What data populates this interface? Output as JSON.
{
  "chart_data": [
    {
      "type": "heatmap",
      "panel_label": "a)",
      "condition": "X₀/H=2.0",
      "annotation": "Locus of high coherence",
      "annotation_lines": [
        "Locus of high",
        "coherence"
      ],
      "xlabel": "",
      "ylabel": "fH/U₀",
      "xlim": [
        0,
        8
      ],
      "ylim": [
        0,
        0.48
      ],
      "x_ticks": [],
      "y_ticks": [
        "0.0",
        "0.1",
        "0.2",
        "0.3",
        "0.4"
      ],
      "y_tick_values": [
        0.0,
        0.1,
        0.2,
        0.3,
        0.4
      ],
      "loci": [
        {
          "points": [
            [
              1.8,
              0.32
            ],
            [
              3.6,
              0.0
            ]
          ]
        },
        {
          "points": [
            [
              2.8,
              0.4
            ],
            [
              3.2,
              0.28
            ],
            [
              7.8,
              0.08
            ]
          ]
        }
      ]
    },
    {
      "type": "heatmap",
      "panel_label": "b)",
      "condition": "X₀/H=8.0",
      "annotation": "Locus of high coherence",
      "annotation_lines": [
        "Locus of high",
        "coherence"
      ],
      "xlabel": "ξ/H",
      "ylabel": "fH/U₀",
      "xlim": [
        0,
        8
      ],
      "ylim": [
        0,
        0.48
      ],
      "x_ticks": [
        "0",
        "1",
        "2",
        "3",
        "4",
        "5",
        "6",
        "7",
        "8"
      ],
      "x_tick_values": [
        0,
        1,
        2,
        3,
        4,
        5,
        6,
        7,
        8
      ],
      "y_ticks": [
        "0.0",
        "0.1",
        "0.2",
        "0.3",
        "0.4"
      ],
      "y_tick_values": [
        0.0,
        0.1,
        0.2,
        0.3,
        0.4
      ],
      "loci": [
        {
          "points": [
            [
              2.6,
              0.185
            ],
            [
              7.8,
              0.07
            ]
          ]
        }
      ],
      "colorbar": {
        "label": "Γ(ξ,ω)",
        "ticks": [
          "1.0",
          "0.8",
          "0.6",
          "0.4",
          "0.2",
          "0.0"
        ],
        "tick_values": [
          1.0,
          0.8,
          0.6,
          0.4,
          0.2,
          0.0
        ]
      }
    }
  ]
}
■ ■ ■ ■
:: What the task asks ::
Copy down the whole of the data above, matching it exactly.

:: Full response ::
What data populates this interface? Output as JSON.
{
  "chart_data": [
    {
      "type": "heatmap",
      "panel_label": "a)",
      "condition": "X₀/H=2.0",
      "annotation": "Locus of high coherence",
      "annotation_lines": [
        "Locus of high",
        "coherence"
      ],
      "xlabel": "",
      "ylabel": "fH/U₀",
      "xlim": [
        0,
        8
      ],
      "ylim": [
        0,
        0.48
      ],
      "x_ticks": [],
      "y_ticks": [
        "0.0",
        "0.1",
        "0.2",
        "0.3",
        "0.4"
      ],
      "y_tick_values": [
        0.0,
        0.1,
        0.2,
        0.3,
        0.4
      ],
      "loci": [
        {
          "points": [
            [
              1.8,
              0.32
            ],
            [
              3.6,
              0.0
            ]
          ]
        },
        {
          "points": [
            [
              2.8,
              0.4
            ],
            [
              3.2,
              0.28
            ],
            [
              7.8,
              0.08
            ]
          ]
        }
      ]
    },
    {
      "type": "heatmap",
      "panel_label": "b)",
      "condition": "X₀/H=8.0",
      "annotation": "Locus of high coherence",
      "annotation_lines": [
        "Locus of high",
        "coherence"
      ],
      "xlabel": "ξ/H",
      "ylabel": "fH/U₀",
      "xlim": [
        0,
        8
      ],
      "ylim": [
        0,
        0.48
      ],
      "x_ticks": [
        "0",
        "1",
        "2",
        "3",
        "4",
        "5",
        "6",
        "7",
        "8"
      ],
      "x_tick_values": [
        0,
        1,
        2,
        3,
        4,
        5,
        6,
        7,
        8
      ],
      "y_ticks": [
        "0.0",
        "0.1",
        "0.2",
        "0.3",
        "0.4"
      ],
      "y_tick_values": [
        0.0,
        0.1,
        0.2,
        0.3,
        0.4
      ],
      "loci": [
        {
          "points": [
            [
              2.6,
              0.185
            ],
            [
              7.8,
              0.07
            ]
          ]
        }
      ],
      "colorbar": {
        "label": "Γ(ξ,ω)",
        "ticks": [
          "1.0",
          "0.8",
          "0.6",
          "0.4",
          "0.2",
          "0.0"
        ],
        "tick_values": [
          1.0,
          0.8,
          0.6,
          0.4,
          0.2,
          0.0
        ]
      }
    }
  ]
}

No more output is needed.